▸ What you are asked to do:
Extract the listing below in full, unchanged.

++++ Supplied data

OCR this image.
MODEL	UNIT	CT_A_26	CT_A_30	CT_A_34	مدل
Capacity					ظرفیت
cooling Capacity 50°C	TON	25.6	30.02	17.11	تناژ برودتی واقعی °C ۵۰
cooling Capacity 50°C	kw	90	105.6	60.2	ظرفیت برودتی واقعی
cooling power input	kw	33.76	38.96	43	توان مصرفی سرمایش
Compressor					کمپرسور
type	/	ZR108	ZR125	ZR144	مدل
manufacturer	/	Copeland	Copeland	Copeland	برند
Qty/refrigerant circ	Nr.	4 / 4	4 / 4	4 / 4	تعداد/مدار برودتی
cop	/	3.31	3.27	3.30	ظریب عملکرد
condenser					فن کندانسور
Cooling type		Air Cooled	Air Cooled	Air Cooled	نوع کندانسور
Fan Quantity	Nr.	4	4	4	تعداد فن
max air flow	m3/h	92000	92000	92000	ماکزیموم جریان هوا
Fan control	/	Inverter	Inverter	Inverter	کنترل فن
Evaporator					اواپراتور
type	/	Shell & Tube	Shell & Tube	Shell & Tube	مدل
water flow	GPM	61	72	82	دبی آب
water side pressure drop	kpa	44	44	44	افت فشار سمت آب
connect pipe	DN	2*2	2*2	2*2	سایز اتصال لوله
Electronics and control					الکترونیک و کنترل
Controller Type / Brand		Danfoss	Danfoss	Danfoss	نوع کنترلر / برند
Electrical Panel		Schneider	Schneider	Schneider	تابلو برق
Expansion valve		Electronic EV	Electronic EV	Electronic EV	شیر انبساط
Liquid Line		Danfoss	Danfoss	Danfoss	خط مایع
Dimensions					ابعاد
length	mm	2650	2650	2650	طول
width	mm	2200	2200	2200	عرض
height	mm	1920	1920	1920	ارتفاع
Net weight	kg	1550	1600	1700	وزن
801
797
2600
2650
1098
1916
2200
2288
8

++++++++

▸ Reply to the exercise:
OCR this image.
MODEL	UNIT	CT_A_26	CT_A_30	CT_A_34	مدل
Capacity					ظرفیت
cooling Capacity 50°C	TON	25.6	30.02	17.11	تناژ برودتی واقعی °C ۵۰
cooling Capacity 50°C	kw	90	105.6	60.2	ظرفیت برودتی واقعی
cooling power input	kw	33.76	38.96	43	توان مصرفی سرمایش
Compressor					کمپرسور
type	/	ZR108	ZR125	ZR144	مدل
manufacturer	/	Copeland	Copeland	Copeland	برند
Qty/refrigerant circ	Nr.	4 / 4	4 / 4	4 / 4	تعداد/مدار برودتی
cop	/	3.31	3.27	3.30	ظریب عملکرد
condenser					فن کندانسور
Cooling type		Air Cooled	Air Cooled	Air Cooled	نوع کندانسور
Fan Quantity	Nr.	4	4	4	تعداد فن
max air flow	m3/h	92000	92000	92000	ماکزیموم جریان هوا
Fan control	/	Inverter	Inverter	Inverter	کنترل فن
Evaporator					اواپراتور
type	/	Shell & Tube	Shell & Tube	Shell & Tube	مدل
water flow	GPM	61	72	82	دبی آب
water side pressure drop	kpa	44	44	44	افت فشار سمت آب
connect pipe	DN	2*2	2*2	2*2	سایز اتصال لوله
Electronics and control					الکترونیک و کنترل
Controller Type / Brand		Danfoss	Danfoss	Danfoss	نوع کنترلر / برند
Electrical Panel		Schneider	Schneider	Schneider	تابلو برق
Expansion valve		Electronic EV	Electronic EV	Electronic EV	شیر انبساط
Liquid Line		Danfoss	Danfoss	Danfoss	خط مایع
Dimensions					ابعاد
length	mm	2650	2650	2650	طول
width	mm	2200	2200	2200	عرض
height	mm	1920	1920	1920	ارتفاع
Net weight	kg	1550	1600	1700	وزن
801
797
2600
2650
1098
1916
2200
2288
8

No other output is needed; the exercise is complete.